• **Data for this exercise**:
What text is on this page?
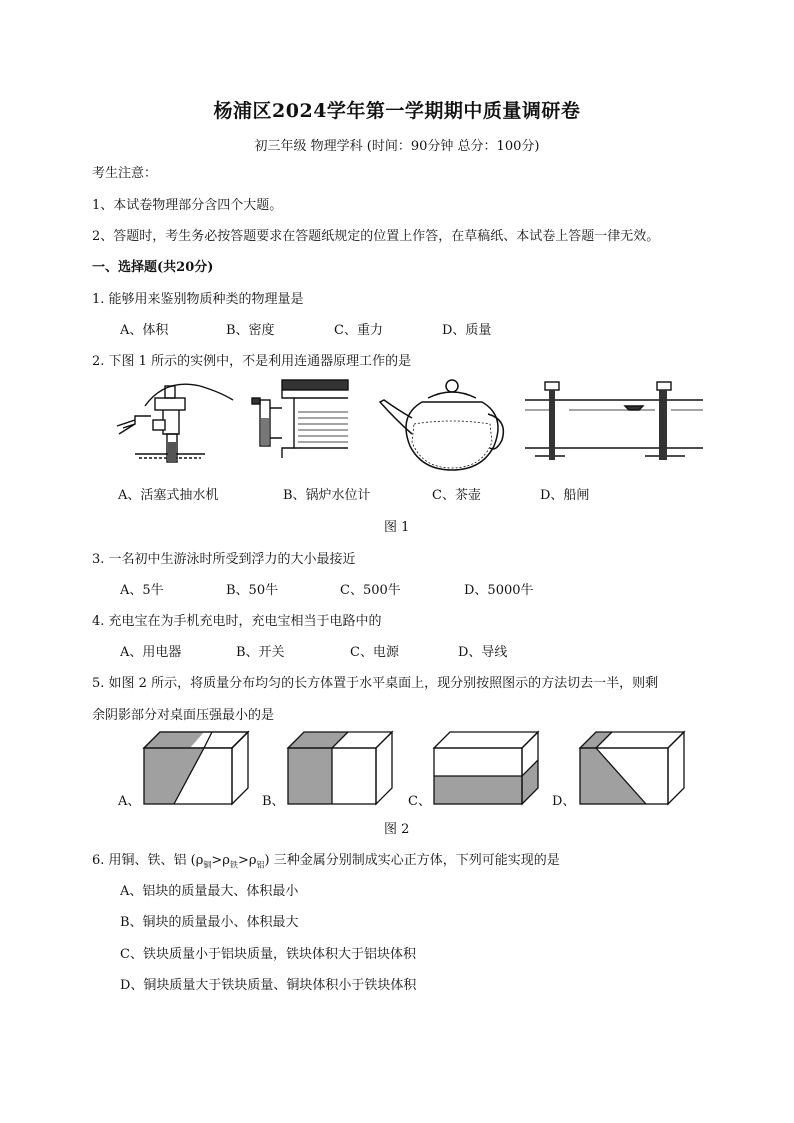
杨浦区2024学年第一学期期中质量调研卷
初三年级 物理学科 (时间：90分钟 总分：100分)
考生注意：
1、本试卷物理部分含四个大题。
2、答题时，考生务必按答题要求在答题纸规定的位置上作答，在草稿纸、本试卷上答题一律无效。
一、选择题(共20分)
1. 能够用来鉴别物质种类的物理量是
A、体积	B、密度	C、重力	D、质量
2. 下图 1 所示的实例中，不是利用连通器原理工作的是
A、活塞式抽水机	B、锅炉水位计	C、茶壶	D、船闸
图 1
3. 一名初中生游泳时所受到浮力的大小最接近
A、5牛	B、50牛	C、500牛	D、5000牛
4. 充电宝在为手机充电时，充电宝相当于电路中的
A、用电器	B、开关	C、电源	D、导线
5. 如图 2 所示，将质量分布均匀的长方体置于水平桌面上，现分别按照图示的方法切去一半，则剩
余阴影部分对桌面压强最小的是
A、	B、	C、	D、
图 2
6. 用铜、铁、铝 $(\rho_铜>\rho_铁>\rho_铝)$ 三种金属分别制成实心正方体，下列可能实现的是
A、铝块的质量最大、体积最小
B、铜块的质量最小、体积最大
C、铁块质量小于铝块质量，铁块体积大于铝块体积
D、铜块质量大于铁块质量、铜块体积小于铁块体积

• **To do**: Write out each line again precisely as it appears, skipping every picture.

• **Response**:
What text is on this page?
杨浦区2024学年第一学期期中质量调研卷
初三年级 物理学科 (时间：90分钟 总分：100分)
考生注意：
1、本试卷物理部分含四个大题。
2、答题时，考生务必按答题要求在答题纸规定的位置上作答，在草稿纸、本试卷上答题一律无效。
一、选择题(共20分)
1. 能够用来鉴别物质种类的物理量是
A、体积	B、密度	C、重力	D、质量
2. 下图 1 所示的实例中，不是利用连通器原理工作的是
A、活塞式抽水机	B、锅炉水位计	C、茶壶	D、船闸
图 1
3. 一名初中生游泳时所受到浮力的大小最接近
A、5牛	B、50牛	C、500牛	D、5000牛
4. 充电宝在为手机充电时，充电宝相当于电路中的
A、用电器	B、开关	C、电源	D、导线
5. 如图 2 所示，将质量分布均匀的长方体置于水平桌面上，现分别按照图示的方法切去一半，则剩
余阴影部分对桌面压强最小的是
A、	B、	C、	D、
图 2
6. 用铜、铁、铝 $(\rho_铜>\rho_铁>\rho_铝)$ 三种金属分别制成实心正方体，下列可能实现的是
A、铝块的质量最大、体积最小
B、铜块的质量最小、体积最大
C、铁块质量小于铝块质量，铁块体积大于铝块体积
D、铜块质量大于铁块质量、铜块体积小于铁块体积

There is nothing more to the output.